_Dataset records:_
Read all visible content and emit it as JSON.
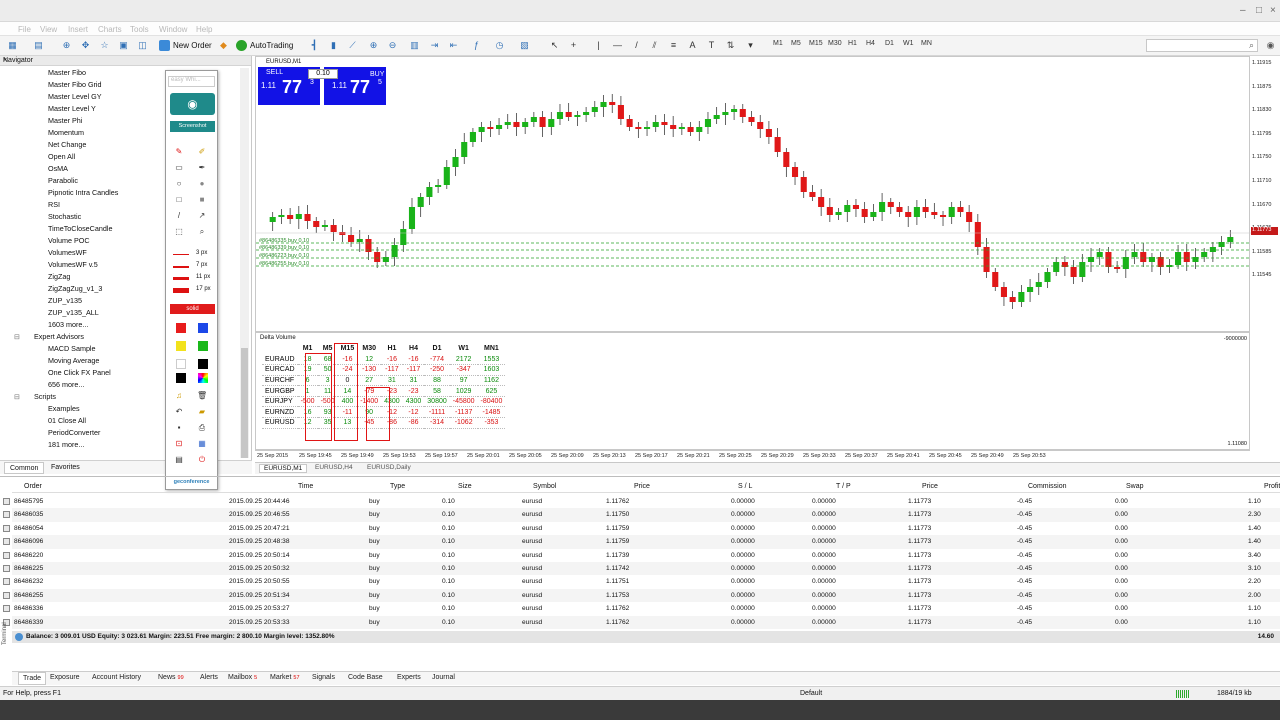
{
  "menu": {
    "items": [
      "File",
      "View",
      "Insert",
      "Charts",
      "Tools",
      "Window",
      "Help"
    ]
  },
  "toolbar": {
    "new_order": "New Order",
    "autotrading": "AutoTrading",
    "timeframes": [
      "M1",
      "M5",
      "M15",
      "M30",
      "H1",
      "H4",
      "D1",
      "W1",
      "MN"
    ]
  },
  "navigator": {
    "title": "Navigator",
    "items": [
      {
        "label": "Master Fibo",
        "indent": 1
      },
      {
        "label": "Master Fibo Grid",
        "indent": 1
      },
      {
        "label": "Master Level GY",
        "indent": 1
      },
      {
        "label": "Master Level Y",
        "indent": 1
      },
      {
        "label": "Master Phi",
        "indent": 1
      },
      {
        "label": "Momentum",
        "indent": 1
      },
      {
        "label": "Net Change",
        "indent": 1
      },
      {
        "label": "Open All",
        "indent": 1
      },
      {
        "label": "OsMA",
        "indent": 1
      },
      {
        "label": "Parabolic",
        "indent": 1
      },
      {
        "label": "Pipnotic Intra Candles",
        "indent": 1
      },
      {
        "label": "RSI",
        "indent": 1
      },
      {
        "label": "Stochastic",
        "indent": 1
      },
      {
        "label": "TimeToCloseCandle",
        "indent": 1
      },
      {
        "label": "Volume POC",
        "indent": 1
      },
      {
        "label": "VolumesWF",
        "indent": 1
      },
      {
        "label": "VolumesWF v.5",
        "indent": 1
      },
      {
        "label": "ZigZag",
        "indent": 1
      },
      {
        "label": "ZigZagZug_v1_3",
        "indent": 1
      },
      {
        "label": "ZUP_v135",
        "indent": 1
      },
      {
        "label": "ZUP_v135_ALL",
        "indent": 1
      },
      {
        "label": "1603 more...",
        "indent": 1
      },
      {
        "label": "Expert Advisors",
        "indent": 0
      },
      {
        "label": "MACD Sample",
        "indent": 1
      },
      {
        "label": "Moving Average",
        "indent": 1
      },
      {
        "label": "One Click FX Panel",
        "indent": 1
      },
      {
        "label": "656 more...",
        "indent": 1
      },
      {
        "label": "Scripts",
        "indent": 0
      },
      {
        "label": "Examples",
        "indent": 1
      },
      {
        "label": "01 Close All",
        "indent": 1
      },
      {
        "label": "PeriodConverter",
        "indent": 1
      },
      {
        "label": "181 more...",
        "indent": 1
      }
    ],
    "tabs": [
      "Common",
      "Favorites"
    ]
  },
  "palette": {
    "search_placeholder": "easy Whi...",
    "screenshot": "Screenshot",
    "widths": [
      "3 px",
      "7 px",
      "11 px",
      "17 px"
    ],
    "solid": "solid",
    "brand": "geconference",
    "colors": [
      "#e81c1c",
      "#1c48e8",
      "#f2e21c",
      "#1ab81a",
      "#ffffff",
      "#000000"
    ]
  },
  "chart": {
    "window_title": "EURUSD,M1",
    "trade": {
      "sell": "SELL",
      "buy": "BUY",
      "lot": "0.10",
      "sell_small": "1.11",
      "sell_big": "77",
      "sell_sup": "3",
      "buy_small": "1.11",
      "buy_big": "77",
      "buy_sup": "5"
    },
    "current_price": "1.11773",
    "price_labels": [
      "1.11915",
      "1.11875",
      "1.11830",
      "1.11795",
      "1.11750",
      "1.11710",
      "1.11670",
      "1.11625",
      "1.11585",
      "1.11545"
    ],
    "line_labels": [
      "#86486335 buy 0.10",
      "#86486339 buy 0.10",
      "#86486223 buy 0.10",
      "#86486255 buy 0.10"
    ],
    "x_labels": [
      "25 Sep 2015",
      "25 Sep 19:45",
      "25 Sep 19:49",
      "25 Sep 19:53",
      "25 Sep 19:57",
      "25 Sep 20:01",
      "25 Sep 20:05",
      "25 Sep 20:09",
      "25 Sep 20:13",
      "25 Sep 20:17",
      "25 Sep 20:21",
      "25 Sep 20:25",
      "25 Sep 20:29",
      "25 Sep 20:33",
      "25 Sep 20:37",
      "25 Sep 20:41",
      "25 Sep 20:45",
      "25 Sep 20:49",
      "25 Sep 20:53"
    ],
    "lower_labels": [
      "-9000000",
      "1.11080"
    ],
    "tabs": [
      "EURUSD,M1",
      "EURUSD,H4",
      "EURUSD,Daily"
    ]
  },
  "chart_data": {
    "type": "table",
    "title": "Delta Volume",
    "columns": [
      "",
      "M1",
      "M5",
      "M15",
      "M30",
      "H1",
      "H4",
      "D1",
      "W1",
      "MN1"
    ],
    "rows": [
      [
        "EURAUD",
        "18",
        "68",
        "-16",
        "12",
        "-16",
        "-16",
        "-774",
        "2172",
        "1553"
      ],
      [
        "EURCAD",
        "19",
        "50",
        "-24",
        "-130",
        "-117",
        "-117",
        "-250",
        "-347",
        "1603"
      ],
      [
        "EURCHF",
        "6",
        "3",
        "0",
        "27",
        "31",
        "31",
        "88",
        "97",
        "1162"
      ],
      [
        "EURGBP",
        "1",
        "11",
        "14",
        "-79",
        "-23",
        "-23",
        "58",
        "1029",
        "625"
      ],
      [
        "EURJPY",
        "-500",
        "-500",
        "400",
        "-1400",
        "4300",
        "4300",
        "30800",
        "-45800",
        "-80400"
      ],
      [
        "EURNZD",
        "16",
        "93",
        "-11",
        "90",
        "-12",
        "-12",
        "-1111",
        "-1137",
        "-1485"
      ],
      [
        "EURUSD",
        "12",
        "35",
        "13",
        "-45",
        "-86",
        "-86",
        "-314",
        "-1062",
        "-353"
      ]
    ]
  },
  "terminal": {
    "headers": [
      "Order",
      "Time",
      "Type",
      "Size",
      "Symbol",
      "Price",
      "S / L",
      "T / P",
      "Price",
      "Commission",
      "Swap",
      "Profit"
    ],
    "orders": [
      [
        "86485795",
        "2015.09.25 20:44:46",
        "buy",
        "0.10",
        "eurusd",
        "1.11762",
        "0.00000",
        "0.00000",
        "1.11773",
        "-0.45",
        "0.00",
        "1.10"
      ],
      [
        "86486035",
        "2015.09.25 20:46:55",
        "buy",
        "0.10",
        "eurusd",
        "1.11750",
        "0.00000",
        "0.00000",
        "1.11773",
        "-0.45",
        "0.00",
        "2.30"
      ],
      [
        "86486054",
        "2015.09.25 20:47:21",
        "buy",
        "0.10",
        "eurusd",
        "1.11759",
        "0.00000",
        "0.00000",
        "1.11773",
        "-0.45",
        "0.00",
        "1.40"
      ],
      [
        "86486096",
        "2015.09.25 20:48:38",
        "buy",
        "0.10",
        "eurusd",
        "1.11759",
        "0.00000",
        "0.00000",
        "1.11773",
        "-0.45",
        "0.00",
        "1.40"
      ],
      [
        "86486220",
        "2015.09.25 20:50:14",
        "buy",
        "0.10",
        "eurusd",
        "1.11739",
        "0.00000",
        "0.00000",
        "1.11773",
        "-0.45",
        "0.00",
        "3.40"
      ],
      [
        "86486225",
        "2015.09.25 20:50:32",
        "buy",
        "0.10",
        "eurusd",
        "1.11742",
        "0.00000",
        "0.00000",
        "1.11773",
        "-0.45",
        "0.00",
        "3.10"
      ],
      [
        "86486232",
        "2015.09.25 20:50:55",
        "buy",
        "0.10",
        "eurusd",
        "1.11751",
        "0.00000",
        "0.00000",
        "1.11773",
        "-0.45",
        "0.00",
        "2.20"
      ],
      [
        "86486255",
        "2015.09.25 20:51:34",
        "buy",
        "0.10",
        "eurusd",
        "1.11753",
        "0.00000",
        "0.00000",
        "1.11773",
        "-0.45",
        "0.00",
        "2.00"
      ],
      [
        "86486336",
        "2015.09.25 20:53:27",
        "buy",
        "0.10",
        "eurusd",
        "1.11762",
        "0.00000",
        "0.00000",
        "1.11773",
        "-0.45",
        "0.00",
        "1.10"
      ],
      [
        "86486339",
        "2015.09.25 20:53:33",
        "buy",
        "0.10",
        "eurusd",
        "1.11762",
        "0.00000",
        "0.00000",
        "1.11773",
        "-0.45",
        "0.00",
        "1.10"
      ]
    ],
    "balance": "Balance: 3 009.01 USD  Equity: 3 023.61  Margin: 223.51  Free margin: 2 800.10  Margin level: 1352.80%",
    "total_profit": "14.60",
    "tabs": [
      {
        "label": "Trade",
        "count": ""
      },
      {
        "label": "Exposure",
        "count": ""
      },
      {
        "label": "Account History",
        "count": ""
      },
      {
        "label": "News",
        "count": "99"
      },
      {
        "label": "Alerts",
        "count": ""
      },
      {
        "label": "Mailbox",
        "count": "5"
      },
      {
        "label": "Market",
        "count": "57"
      },
      {
        "label": "Signals",
        "count": ""
      },
      {
        "label": "Code Base",
        "count": ""
      },
      {
        "label": "Experts",
        "count": ""
      },
      {
        "label": "Journal",
        "count": ""
      }
    ],
    "side_title": "Terminal"
  },
  "status": {
    "help": "For Help, press F1",
    "profile": "Default",
    "traffic": "1884/19 kb"
  }
}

_What you should do:_
Count every line above that holds the string "VolumesWF" and give the total, nothing more.

_Task response:_
2